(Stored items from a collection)

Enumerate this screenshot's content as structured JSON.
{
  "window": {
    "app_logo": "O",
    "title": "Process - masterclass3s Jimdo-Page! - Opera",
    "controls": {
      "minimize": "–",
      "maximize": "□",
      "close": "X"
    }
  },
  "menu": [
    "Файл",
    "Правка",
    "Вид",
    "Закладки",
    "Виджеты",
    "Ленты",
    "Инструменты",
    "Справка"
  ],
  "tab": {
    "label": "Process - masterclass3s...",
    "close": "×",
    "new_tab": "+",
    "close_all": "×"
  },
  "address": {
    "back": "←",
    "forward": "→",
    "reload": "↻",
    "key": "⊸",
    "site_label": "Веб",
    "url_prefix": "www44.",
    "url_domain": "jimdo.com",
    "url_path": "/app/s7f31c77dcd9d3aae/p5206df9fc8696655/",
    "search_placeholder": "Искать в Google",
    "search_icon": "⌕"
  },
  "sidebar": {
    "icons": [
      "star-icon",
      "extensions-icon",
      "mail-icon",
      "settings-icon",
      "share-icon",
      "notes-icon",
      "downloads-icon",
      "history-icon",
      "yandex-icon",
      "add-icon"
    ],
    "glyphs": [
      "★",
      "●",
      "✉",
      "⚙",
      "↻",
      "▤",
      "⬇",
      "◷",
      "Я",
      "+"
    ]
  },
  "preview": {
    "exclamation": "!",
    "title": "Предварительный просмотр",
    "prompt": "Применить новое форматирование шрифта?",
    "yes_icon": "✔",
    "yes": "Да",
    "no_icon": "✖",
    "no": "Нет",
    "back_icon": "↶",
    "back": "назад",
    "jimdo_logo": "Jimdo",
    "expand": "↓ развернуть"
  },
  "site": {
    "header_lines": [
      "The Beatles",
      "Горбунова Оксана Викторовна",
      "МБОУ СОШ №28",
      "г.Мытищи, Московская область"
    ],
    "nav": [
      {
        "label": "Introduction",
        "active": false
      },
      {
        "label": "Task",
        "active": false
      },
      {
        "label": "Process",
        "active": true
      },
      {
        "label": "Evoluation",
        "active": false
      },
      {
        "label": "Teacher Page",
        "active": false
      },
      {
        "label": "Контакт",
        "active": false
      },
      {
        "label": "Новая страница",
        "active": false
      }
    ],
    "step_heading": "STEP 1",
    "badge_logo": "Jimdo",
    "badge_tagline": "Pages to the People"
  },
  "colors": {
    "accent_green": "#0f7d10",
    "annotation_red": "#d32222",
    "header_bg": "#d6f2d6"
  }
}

§ **Brief**: Print the material above once more, exactly.

§ **Output below**:
Enumerate this screenshot's content as structured JSON.
{
  "window": {
    "app_logo": "O",
    "title": "Process - masterclass3s Jimdo-Page! - Opera",
    "controls": {
      "minimize": "–",
      "maximize": "□",
      "close": "X"
    }
  },
  "menu": [
    "Файл",
    "Правка",
    "Вид",
    "Закладки",
    "Виджеты",
    "Ленты",
    "Инструменты",
    "Справка"
  ],
  "tab": {
    "label": "Process - masterclass3s...",
    "close": "×",
    "new_tab": "+",
    "close_all": "×"
  },
  "address": {
    "back": "←",
    "forward": "→",
    "reload": "↻",
    "key": "⊸",
    "site_label": "Веб",
    "url_prefix": "www44.",
    "url_domain": "jimdo.com",
    "url_path": "/app/s7f31c77dcd9d3aae/p5206df9fc8696655/",
    "search_placeholder": "Искать в Google",
    "search_icon": "⌕"
  },
  "sidebar": {
    "icons": [
      "star-icon",
      "extensions-icon",
      "mail-icon",
      "settings-icon",
      "share-icon",
      "notes-icon",
      "downloads-icon",
      "history-icon",
      "yandex-icon",
      "add-icon"
    ],
    "glyphs": [
      "★",
      "●",
      "✉",
      "⚙",
      "↻",
      "▤",
      "⬇",
      "◷",
      "Я",
      "+"
    ]
  },
  "preview": {
    "exclamation": "!",
    "title": "Предварительный просмотр",
    "prompt": "Применить новое форматирование шрифта?",
    "yes_icon": "✔",
    "yes": "Да",
    "no_icon": "✖",
    "no": "Нет",
    "back_icon": "↶",
    "back": "назад",
    "jimdo_logo": "Jimdo",
    "expand": "↓ развернуть"
  },
  "site": {
    "header_lines": [
      "The Beatles",
      "Горбунова Оксана Викторовна",
      "МБОУ СОШ №28",
      "г.Мытищи, Московская область"
    ],
    "nav": [
      {
        "label": "Introduction",
        "active": false
      },
      {
        "label": "Task",
        "active": false
      },
      {
        "label": "Process",
        "active": true
      },
      {
        "label": "Evoluation",
        "active": false
      },
      {
        "label": "Teacher Page",
        "active": false
      },
      {
        "label": "Контакт",
        "active": false
      },
      {
        "label": "Новая страница",
        "active": false
      }
    ],
    "step_heading": "STEP 1",
    "badge_logo": "Jimdo",
    "badge_tagline": "Pages to the People"
  },
  "colors": {
    "accent_green": "#0f7d10",
    "annotation_red": "#d32222",
    "header_bg": "#d6f2d6"
  }
}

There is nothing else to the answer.